Excerpted data
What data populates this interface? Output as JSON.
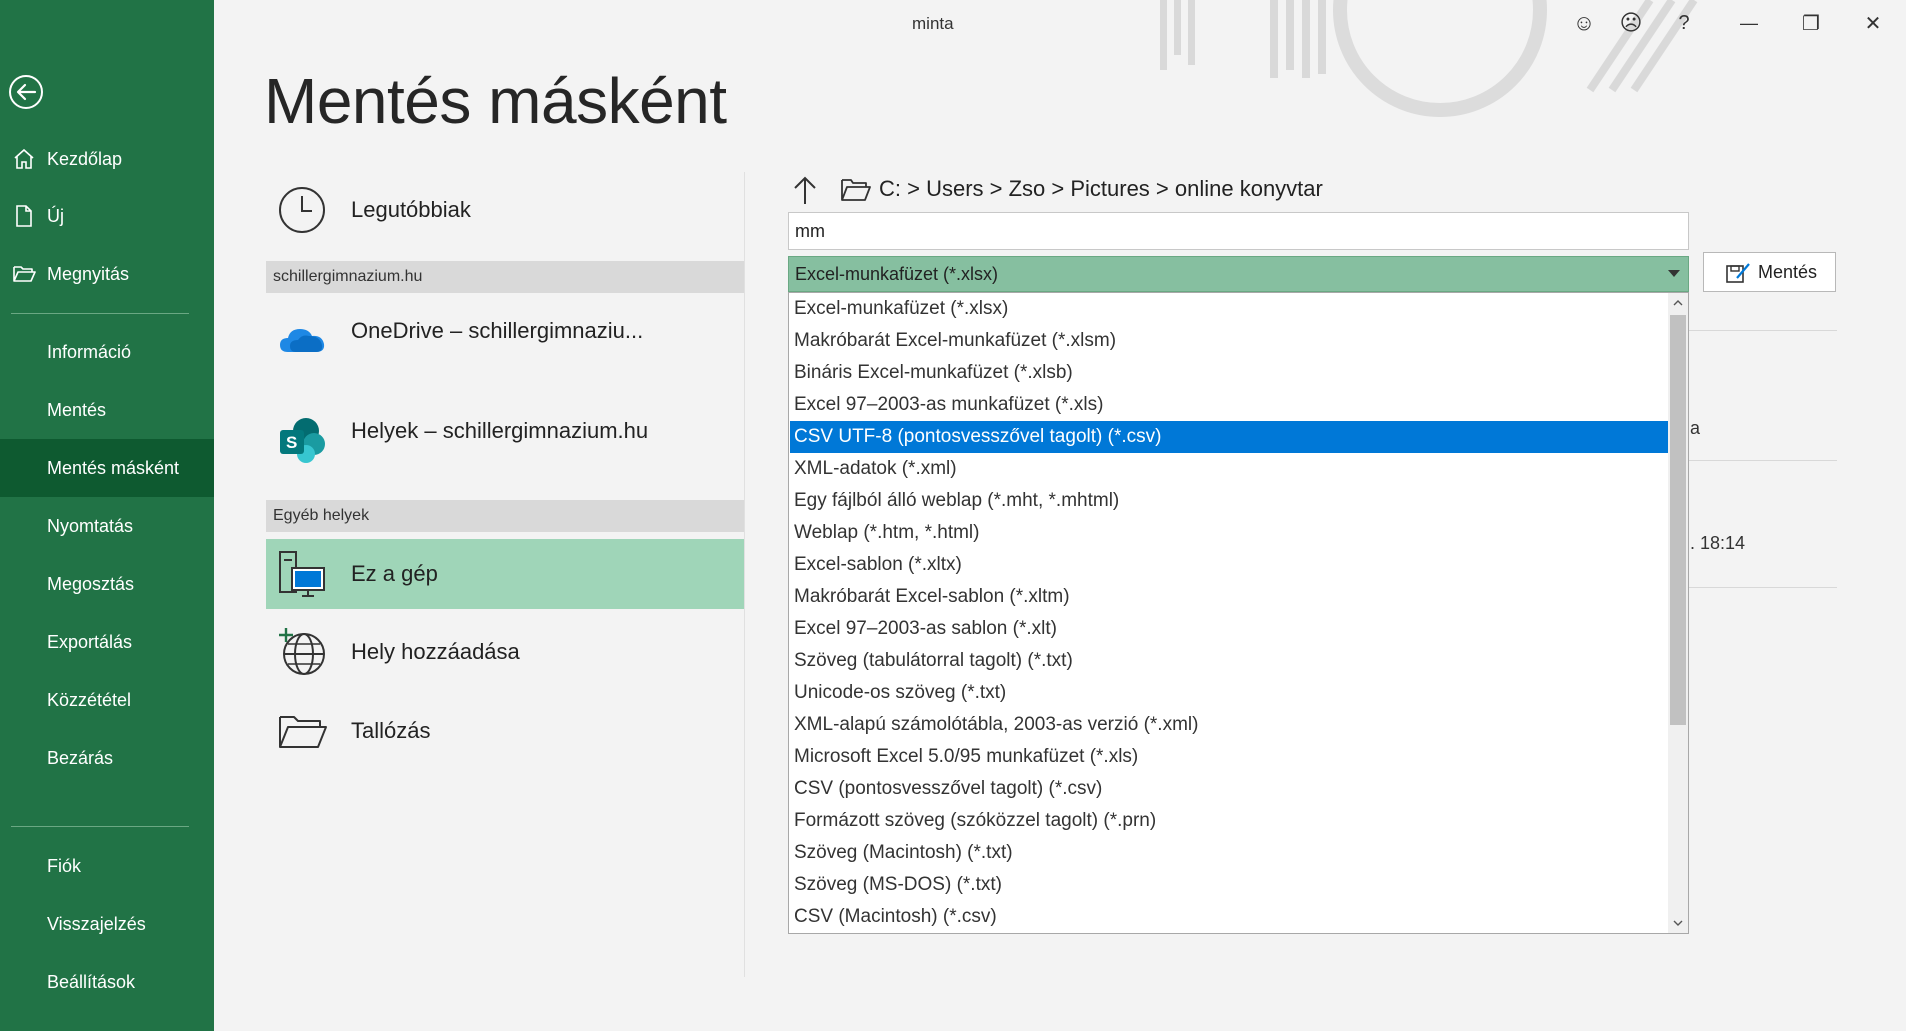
{
  "window": {
    "title": "minta",
    "controls": {
      "smile": "☺",
      "frown": "☹",
      "help": "?",
      "minimize": "—",
      "restore": "❐",
      "close": "✕"
    }
  },
  "sidebar": {
    "items": [
      {
        "label": "Kezdőlap",
        "icon": "home-icon"
      },
      {
        "label": "Új",
        "icon": "new-document-icon"
      },
      {
        "label": "Megnyitás",
        "icon": "open-folder-icon"
      },
      {
        "label": "Információ"
      },
      {
        "label": "Mentés"
      },
      {
        "label": "Mentés másként",
        "active": true
      },
      {
        "label": "Nyomtatás"
      },
      {
        "label": "Megosztás"
      },
      {
        "label": "Exportálás"
      },
      {
        "label": "Közzététel"
      },
      {
        "label": "Bezárás"
      },
      {
        "label": "Fiók"
      },
      {
        "label": "Visszajelzés"
      },
      {
        "label": "Beállítások"
      }
    ]
  },
  "main": {
    "title": "Mentés másként",
    "recent_label": "Legutóbbiak",
    "org_section": "schillergimnazium.hu",
    "onedrive_label": "OneDrive – schillergimnaziu...",
    "sites_label": "Helyek – schillergimnazium.hu",
    "other_section": "Egyéb helyek",
    "this_pc_label": "Ez a gép",
    "add_place_label": "Hely hozzáadása",
    "browse_label": "Tallózás"
  },
  "save_pane": {
    "breadcrumb": "C:  >  Users  >  Zso  >  Pictures  >  online konyvtar",
    "filename": "mm",
    "selected_type": "Excel-munkafüzet (*.xlsx)",
    "save_button": "Mentés",
    "bg_text_1": "a",
    "bg_text_2": ". 18:14",
    "file_types": [
      "Excel-munkafüzet (*.xlsx)",
      "Makróbarát Excel-munkafüzet (*.xlsm)",
      "Bináris Excel-munkafüzet (*.xlsb)",
      "Excel 97–2003-as munkafüzet (*.xls)",
      "CSV UTF-8 (pontosvesszővel tagolt) (*.csv)",
      "XML-adatok (*.xml)",
      "Egy fájlból álló weblap (*.mht, *.mhtml)",
      "Weblap (*.htm, *.html)",
      "Excel-sablon (*.xltx)",
      "Makróbarát Excel-sablon (*.xltm)",
      "Excel 97–2003-as sablon (*.xlt)",
      "Szöveg (tabulátorral tagolt) (*.txt)",
      "Unicode-os szöveg (*.txt)",
      "XML-alapú számolótábla, 2003-as verzió (*.xml)",
      "Microsoft Excel 5.0/95 munkafüzet (*.xls)",
      "CSV (pontosvesszővel tagolt) (*.csv)",
      "Formázott szöveg (szóközzel tagolt) (*.prn)",
      "Szöveg (Macintosh) (*.txt)",
      "Szöveg (MS-DOS) (*.txt)",
      "CSV (Macintosh) (*.csv)"
    ],
    "selected_index": 4
  },
  "colors": {
    "sidebar": "#217346",
    "sidebar_active": "#0e5a30",
    "location_active": "#9fd5b8",
    "dropdown_selected": "#0078d7"
  }
}
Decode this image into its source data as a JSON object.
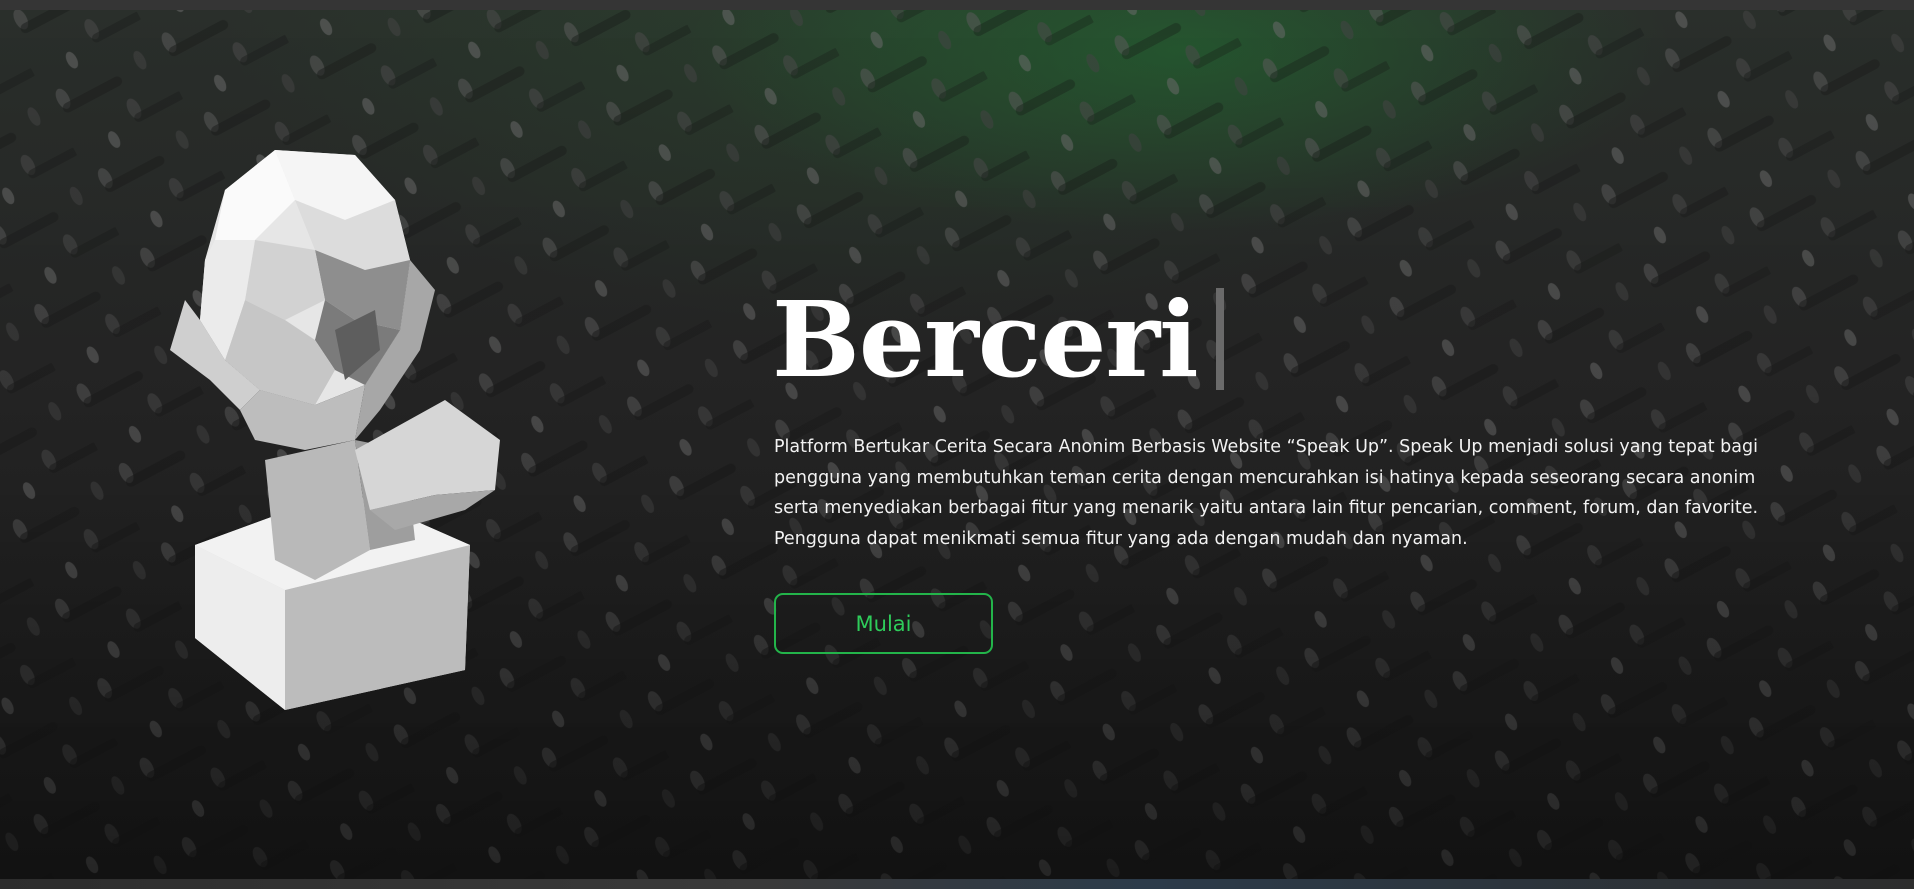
{
  "hero": {
    "headline": "Berceri",
    "description": "Platform Bertukar Cerita Secara Anonim Berbasis Website “Speak Up”. Speak Up menjadi solusi yang tepat bagi pengguna yang membutuhkan teman cerita dengan mencurahkan isi hatinya kepada seseorang secara anonim serta menyediakan berbagai fitur yang menarik yaitu antara lain fitur pencarian, comment, forum, dan favorite. Pengguna dapat menikmati semua fitur yang ada dengan mudah dan nyaman.",
    "cta_label": "Mulai",
    "illustration_icon": "low-poly-bust"
  },
  "colors": {
    "accent": "#2ecc5a",
    "button_border": "#23b44a",
    "background": "#1f1f1f",
    "text": "#ffffff"
  }
}
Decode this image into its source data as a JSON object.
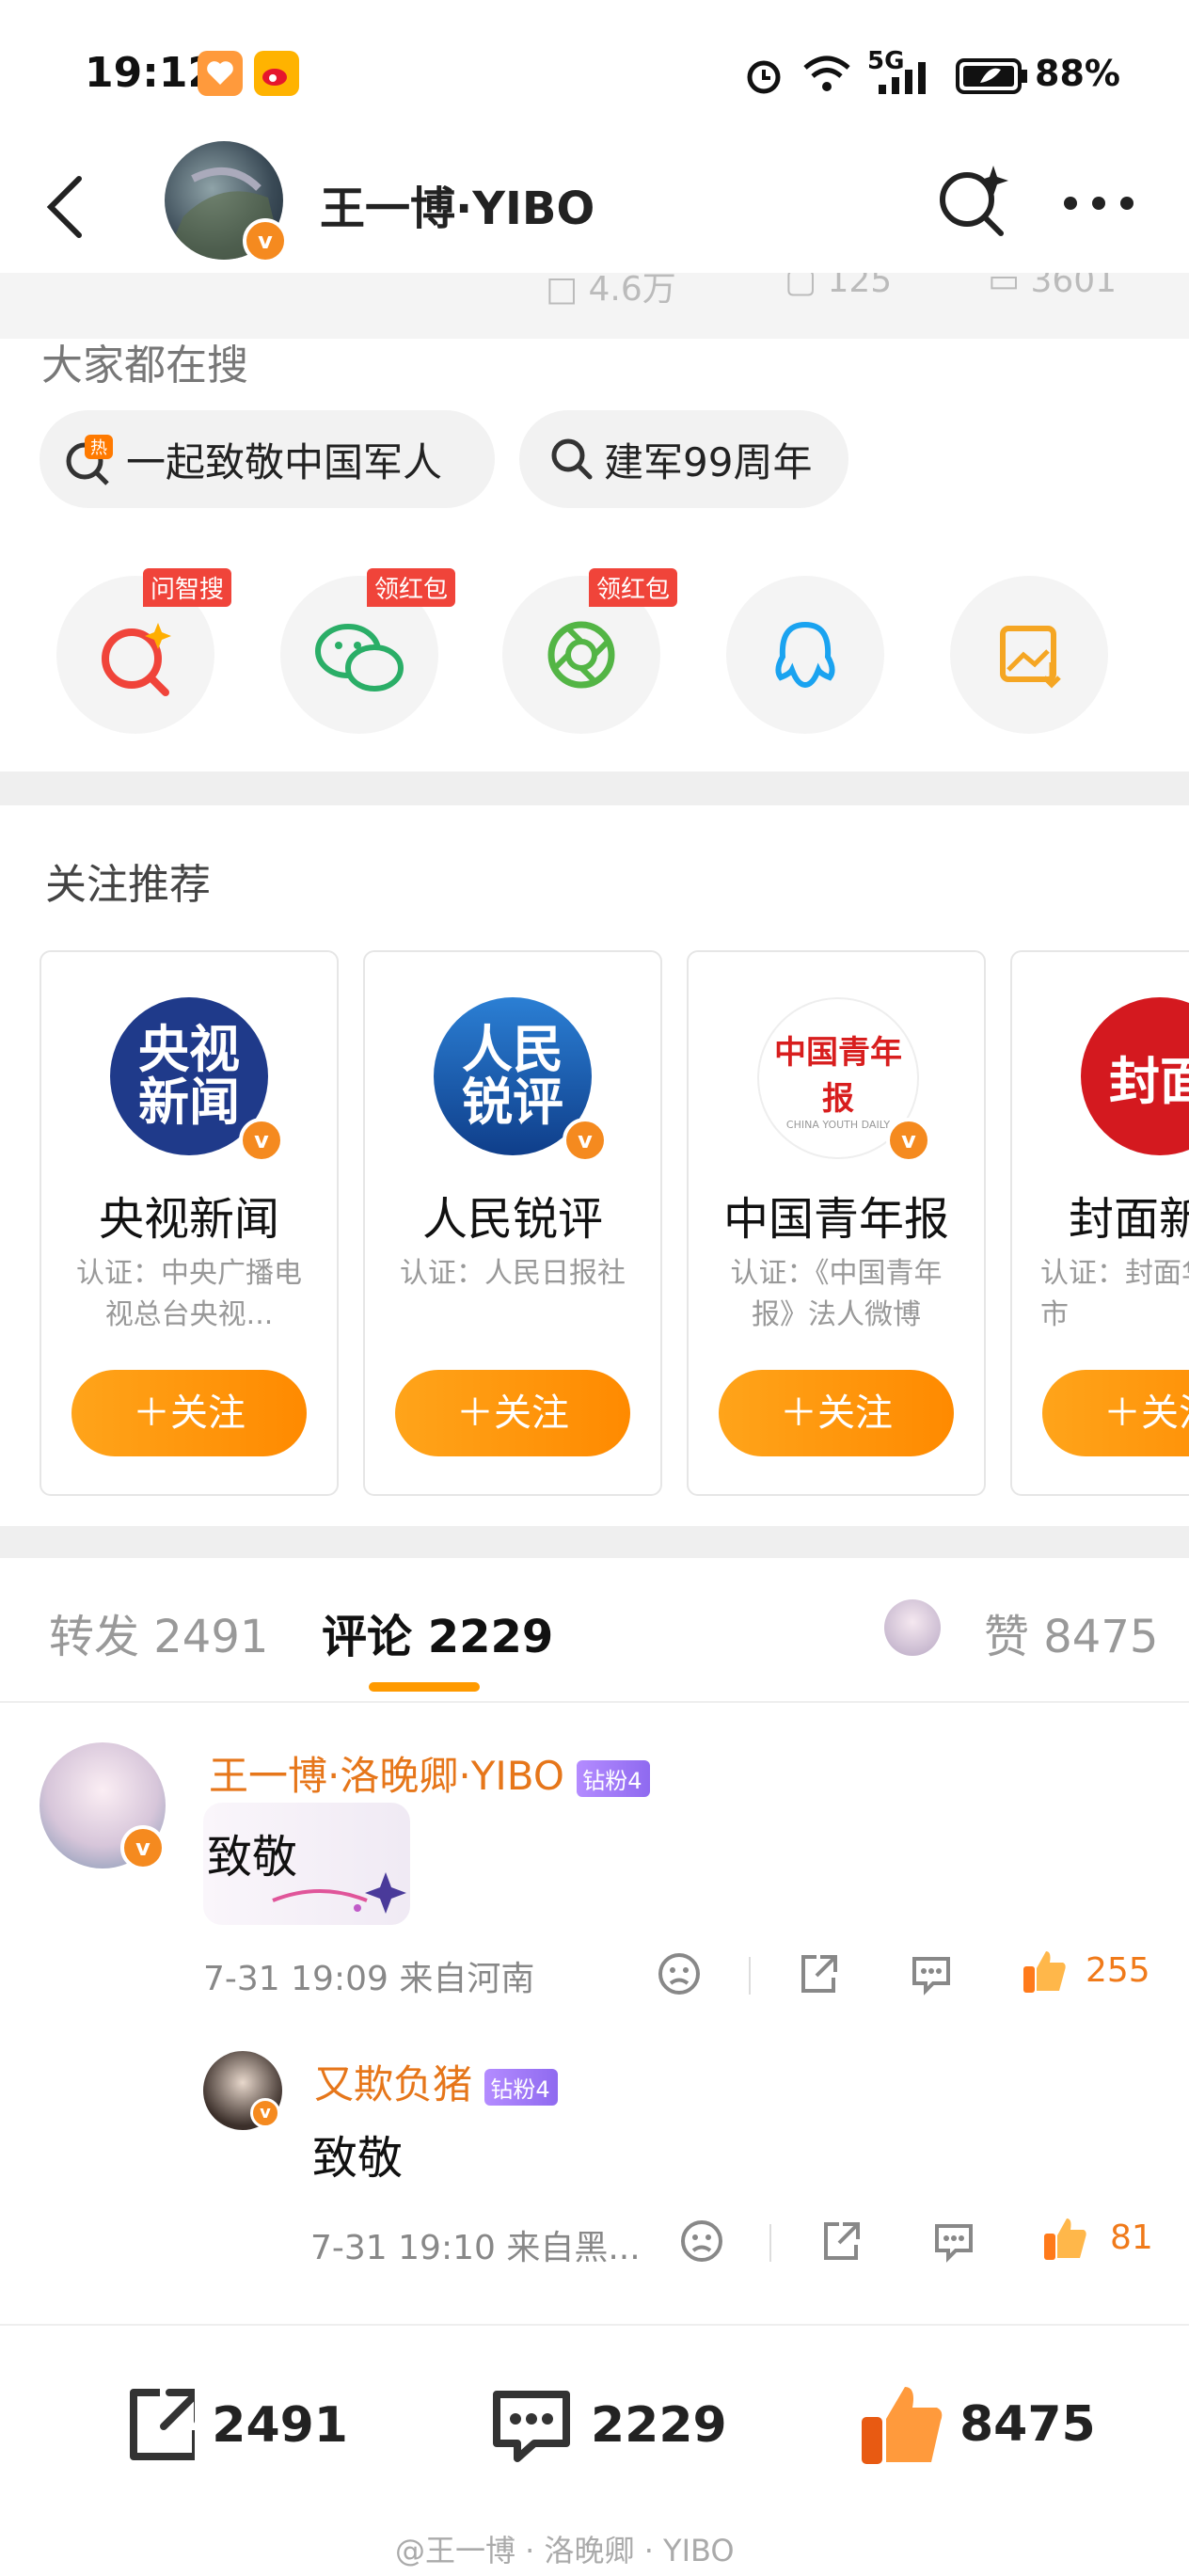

Aim of the task
Give the data above again in full and unchanged, skipping the pictures.

Reply
What data populates this interface? Output as JSON.
{
  "window": {
    "title": "minta",
    "controls": {
      "smile": "☺",
      "frown": "☹",
      "help": "?",
      "minimize": "—",
      "restore": "❐",
      "close": "✕"
    }
  },
  "sidebar": {
    "items": [
      {
        "label": "Kezdőlap",
        "icon": "home-icon"
      },
      {
        "label": "Új",
        "icon": "new-document-icon"
      },
      {
        "label": "Megnyitás",
        "icon": "open-folder-icon"
      },
      {
        "label": "Információ"
      },
      {
        "label": "Mentés"
      },
      {
        "label": "Mentés másként",
        "active": true
      },
      {
        "label": "Nyomtatás"
      },
      {
        "label": "Megosztás"
      },
      {
        "label": "Exportálás"
      },
      {
        "label": "Közzététel"
      },
      {
        "label": "Bezárás"
      },
      {
        "label": "Fiók"
      },
      {
        "label": "Visszajelzés"
      },
      {
        "label": "Beállítások"
      }
    ]
  },
  "main": {
    "title": "Mentés másként",
    "recent_label": "Legutóbbiak",
    "org_section": "schillergimnazium.hu",
    "onedrive_label": "OneDrive – schillergimnaziu...",
    "sites_label": "Helyek – schillergimnazium.hu",
    "other_section": "Egyéb helyek",
    "this_pc_label": "Ez a gép",
    "add_place_label": "Hely hozzáadása",
    "browse_label": "Tallózás"
  },
  "save_pane": {
    "breadcrumb": "C:  >  Users  >  Zso  >  Pictures  >  online konyvtar",
    "filename": "mm",
    "selected_type": "Excel-munkafüzet (*.xlsx)",
    "save_button": "Mentés",
    "bg_text_1": "a",
    "bg_text_2": ". 18:14",
    "file_types": [
      "Excel-munkafüzet (*.xlsx)",
      "Makróbarát Excel-munkafüzet (*.xlsm)",
      "Bináris Excel-munkafüzet (*.xlsb)",
      "Excel 97–2003-as munkafüzet (*.xls)",
      "CSV UTF-8 (pontosvesszővel tagolt) (*.csv)",
      "XML-adatok (*.xml)",
      "Egy fájlból álló weblap (*.mht, *.mhtml)",
      "Weblap (*.htm, *.html)",
      "Excel-sablon (*.xltx)",
      "Makróbarát Excel-sablon (*.xltm)",
      "Excel 97–2003-as sablon (*.xlt)",
      "Szöveg (tabulátorral tagolt) (*.txt)",
      "Unicode-os szöveg (*.txt)",
      "XML-alapú számolótábla, 2003-as verzió (*.xml)",
      "Microsoft Excel 5.0/95 munkafüzet (*.xls)",
      "CSV (pontosvesszővel tagolt) (*.csv)",
      "Formázott szöveg (szóközzel tagolt) (*.prn)",
      "Szöveg (Macintosh) (*.txt)",
      "Szöveg (MS-DOS) (*.txt)",
      "CSV (Macintosh) (*.csv)"
    ],
    "selected_index": 4
  },
  "colors": {
    "sidebar": "#217346",
    "sidebar_active": "#0e5a30",
    "location_active": "#9fd5b8",
    "dropdown_selected": "#0078d7"
  }
}
Decode this image into its source data as a JSON object.
{
  "hero": {
    "headline": "Berceri",
    "description": "Platform Bertukar Cerita Secara Anonim Berbasis Website “Speak Up”. Speak Up menjadi solusi yang tepat bagi pengguna yang membutuhkan teman cerita dengan mencurahkan isi hatinya kepada seseorang secara anonim serta menyediakan berbagai fitur yang menarik yaitu antara lain fitur pencarian, comment, forum, dan favorite. Pengguna dapat menikmati semua fitur yang ada dengan mudah dan nyaman.",
    "cta_label": "Mulai",
    "illustration_icon": "low-poly-bust"
  },
  "colors": {
    "accent": "#2ecc5a",
    "button_border": "#23b44a",
    "background": "#1f1f1f",
    "text": "#ffffff"
  }
}
Decode this image into its source data as a JSON object.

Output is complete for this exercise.